Of Course The iPad And Other Tablets Are PCs – The ‘Book Mystique
A blog post by Frank X. Shaw, Microsoft Corporate Vice President of Corporate Communications filed from last week’s All Things Digital conference notes that the theme of this year’s event was focused on what it means to be in a “Post PC era” – a topic Shaw says he loves.
He noted that looking around the conference, there were iPads and other tablets as far as the eye could see, with most of the people around him using their iPads exactly as they would a laptop – physical keyboard attached, typing away, connected to a network of some kind, creating documents or tweets or blogs or articles. “In that context,” says Mr. Shaw, “it’s hard to distinguish between a tablet and a notebook or laptop. The form factors are different, but let’s be clear, each is a PC.”
Ergo, Mr. Shaw contends that we shouldn’t be getting hung up unnecessarily on semantics and in his estimation the PC is not at death’s door at all but alive and well and thriving — just in an array of different form factors that are different from traditional desktop or laptop PCs, but with the same organizing concept characterizing them: personal in nature, used for work and for play, runs applications, connected to a network, etc. “No matter what label you put on them,” he says, they are personal computing devices.
That’s an eminently sensible analysis. While it’s true that my iPad has enabled me to do some things differently than the way I would with my laptops or a desktop machine, they’re still essentially the same things. For that matter, the laptop enabled a much wider range of personal computing mobility than you have with a desktop PC, so it’s really not a new dynamic. For me, anyway, the tablet has always been a complimentary substitute for a laptop, offering an even wider range of portability and ease of carriage, plus a great deal more spontaneity with virtually instant wake from sleep, albeit at the expense of a considerable degree of power, versatility, flexibility storage capacity, and connectivity.
But it’s still a PC. Mr. Shaw graciously acknowledges the iPad’s dominance of the tablet sector, perhaps not wanting to draw attention to the Microsoft Surface tablet PC’s sluggish sales performance by comparison. Actually, I’ve been surprised that the Surface — especially the Surface Pro — hasn’t done better in the marketplace, further blurring as it does the distinction between tablet and laptop, and in so doing addressing many of the comparative shortcomings exemplified in the iPad as opposed to a traditional PC. The Surface Pro runs a full-featured Windows 8 operating system and consequently a full range of productivity software, supports real multitasking, has decent physical connectivity for peripheral devices, is designed to work efficiently with a physical keyboard (supporting mouse input, which is crucial and with a built-in stand), and matching lower-end SSD equipped laptops like the 11-inch MacBook Air in (nominal) data storage capacity.

• **TO DO**:
1. Answer these questions from the post on tablets as PCs:
(a) From which event did Frank X. Shaw file his blog post?
(b) What operating system does the Surface Pro run?
(c) Which laptop is named as matching the Surface Pro in nominal data storage capacity?
2. Resume the post on tablets as PCs, picking up right after its final sentence.
The rows that come next have no connection to the post on tablets as PCs.

Layout element entries
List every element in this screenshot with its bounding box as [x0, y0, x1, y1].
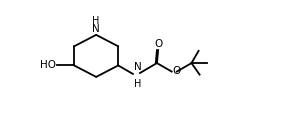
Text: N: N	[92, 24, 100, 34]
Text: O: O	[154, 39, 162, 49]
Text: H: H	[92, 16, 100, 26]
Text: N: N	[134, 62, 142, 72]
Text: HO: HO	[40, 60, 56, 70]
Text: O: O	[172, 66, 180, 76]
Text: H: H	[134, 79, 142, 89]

==

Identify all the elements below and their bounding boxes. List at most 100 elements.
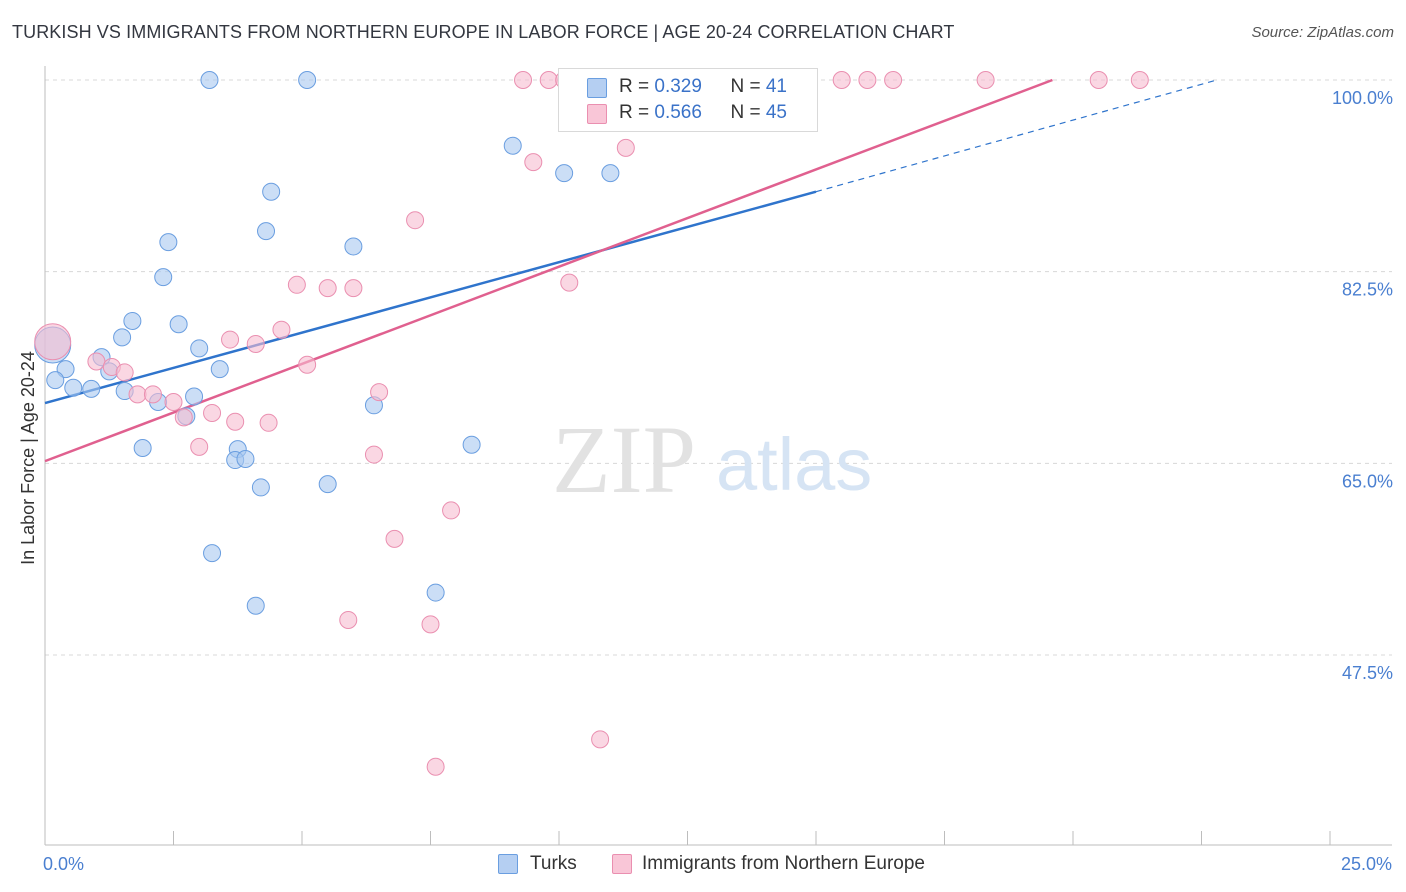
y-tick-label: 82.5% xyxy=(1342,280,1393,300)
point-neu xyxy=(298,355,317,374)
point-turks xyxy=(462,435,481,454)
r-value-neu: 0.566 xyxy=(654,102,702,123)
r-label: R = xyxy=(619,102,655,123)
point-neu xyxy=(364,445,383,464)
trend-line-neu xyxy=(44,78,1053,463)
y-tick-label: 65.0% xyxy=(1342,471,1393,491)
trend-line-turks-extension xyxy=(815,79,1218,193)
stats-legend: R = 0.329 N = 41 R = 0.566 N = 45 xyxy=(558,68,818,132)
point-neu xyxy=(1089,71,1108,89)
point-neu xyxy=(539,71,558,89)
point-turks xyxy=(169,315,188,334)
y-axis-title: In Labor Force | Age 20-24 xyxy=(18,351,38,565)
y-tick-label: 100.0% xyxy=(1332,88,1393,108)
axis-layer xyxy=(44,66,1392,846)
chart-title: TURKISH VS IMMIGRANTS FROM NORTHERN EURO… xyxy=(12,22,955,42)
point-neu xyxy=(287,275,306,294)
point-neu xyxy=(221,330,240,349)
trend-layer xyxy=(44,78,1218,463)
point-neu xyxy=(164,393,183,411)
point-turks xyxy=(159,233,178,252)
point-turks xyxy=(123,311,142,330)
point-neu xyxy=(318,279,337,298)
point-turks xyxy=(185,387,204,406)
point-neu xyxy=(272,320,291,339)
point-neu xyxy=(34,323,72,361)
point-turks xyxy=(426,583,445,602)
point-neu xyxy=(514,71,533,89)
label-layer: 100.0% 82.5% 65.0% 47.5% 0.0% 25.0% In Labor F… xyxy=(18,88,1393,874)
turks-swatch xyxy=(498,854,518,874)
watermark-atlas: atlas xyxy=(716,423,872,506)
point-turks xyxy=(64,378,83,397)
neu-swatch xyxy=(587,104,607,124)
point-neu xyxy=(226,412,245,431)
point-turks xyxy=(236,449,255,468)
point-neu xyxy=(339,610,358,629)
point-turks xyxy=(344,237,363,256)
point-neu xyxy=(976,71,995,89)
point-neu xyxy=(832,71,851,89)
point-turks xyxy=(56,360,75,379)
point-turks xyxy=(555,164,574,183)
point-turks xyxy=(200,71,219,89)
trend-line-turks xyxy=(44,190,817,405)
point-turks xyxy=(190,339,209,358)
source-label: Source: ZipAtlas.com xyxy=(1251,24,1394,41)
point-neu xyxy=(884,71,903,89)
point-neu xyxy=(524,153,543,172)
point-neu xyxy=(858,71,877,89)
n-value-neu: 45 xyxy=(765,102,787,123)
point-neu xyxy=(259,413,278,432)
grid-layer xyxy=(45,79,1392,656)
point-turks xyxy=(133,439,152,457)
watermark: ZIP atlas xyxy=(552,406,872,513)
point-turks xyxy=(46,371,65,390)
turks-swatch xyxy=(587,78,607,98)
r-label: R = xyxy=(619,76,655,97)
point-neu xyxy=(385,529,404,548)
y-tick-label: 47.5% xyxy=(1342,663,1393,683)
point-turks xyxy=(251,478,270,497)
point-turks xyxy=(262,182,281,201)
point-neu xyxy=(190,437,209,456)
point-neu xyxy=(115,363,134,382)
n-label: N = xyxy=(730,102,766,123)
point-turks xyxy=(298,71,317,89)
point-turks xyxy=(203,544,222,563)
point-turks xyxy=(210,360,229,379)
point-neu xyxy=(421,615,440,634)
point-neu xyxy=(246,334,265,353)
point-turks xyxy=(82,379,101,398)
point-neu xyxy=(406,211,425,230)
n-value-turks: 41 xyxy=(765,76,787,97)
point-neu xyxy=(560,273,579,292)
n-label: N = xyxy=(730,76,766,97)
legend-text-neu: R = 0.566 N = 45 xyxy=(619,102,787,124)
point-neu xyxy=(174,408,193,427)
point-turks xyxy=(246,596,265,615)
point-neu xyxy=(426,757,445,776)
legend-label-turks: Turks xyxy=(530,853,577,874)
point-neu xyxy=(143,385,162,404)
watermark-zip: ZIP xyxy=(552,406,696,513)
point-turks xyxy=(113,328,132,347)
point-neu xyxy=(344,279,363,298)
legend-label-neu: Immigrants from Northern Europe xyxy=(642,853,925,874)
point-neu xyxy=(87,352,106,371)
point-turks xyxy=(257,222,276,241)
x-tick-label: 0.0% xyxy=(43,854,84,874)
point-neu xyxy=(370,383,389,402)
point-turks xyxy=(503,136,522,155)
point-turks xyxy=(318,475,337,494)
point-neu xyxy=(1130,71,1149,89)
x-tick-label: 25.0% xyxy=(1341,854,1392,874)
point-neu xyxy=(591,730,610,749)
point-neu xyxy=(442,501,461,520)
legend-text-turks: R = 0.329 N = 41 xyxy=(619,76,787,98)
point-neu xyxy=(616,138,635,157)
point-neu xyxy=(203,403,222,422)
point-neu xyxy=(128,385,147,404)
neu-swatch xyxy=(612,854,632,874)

• **TASK-BY-TASK ANSWERS**:
1.
(a) The All Things Digital conference
(b) A full-featured Windows 8 operating system
(c) The 11-inch MacBook Air

2.
On the other hand, I’m not shocked by sluggish market acceptance of the “consumer grade” Surface RT, which uses a watered-down version of Windows 8, supports a comparatively limited range of applications, and runs only a stripped-down tablet version of Microsoft Office rather than the real McCoy for its Pro sibling. Microsoft emphasizes that Office RT is more Office than the iPad supports, but whose fault is that? Redmond has just announced that it is offering a a free Touch Cover, Touch Cover Limited Edition, or Type Cover ($120 – $130 value) with the purchase of Microsoft Surface RT tablet PCs during the month of June, which smacks a bit of desperation — or perhaps even a catalyst to clear out unsold Surface RT inventory prior to discontinuing the model? Surface Pro buyers still have to pay for their keyboard covers.
The Surface Pro has been doing somewhat better than the RT (Microsoft has been cagy about publicizing actual Surface sales metrics), but my inference is that it’s encountered some price resistance, being as it sells in the same price range as many thin and light full laptop PCs like Ultrabooks and MacBook Airs.
Blurred tablet/laptop distinctions notwithstanding, the heavy-hitter market research firms NPD Group/NPD Displaysearch, Gartner Group, and International Data Corporation (IDC) all still persist in segregating PC and tablet device sales metrics. Another market research player, Canalys, was the first (and thus far only) major analyst company to include ‘pads in its PC market results, which has always made sense to me.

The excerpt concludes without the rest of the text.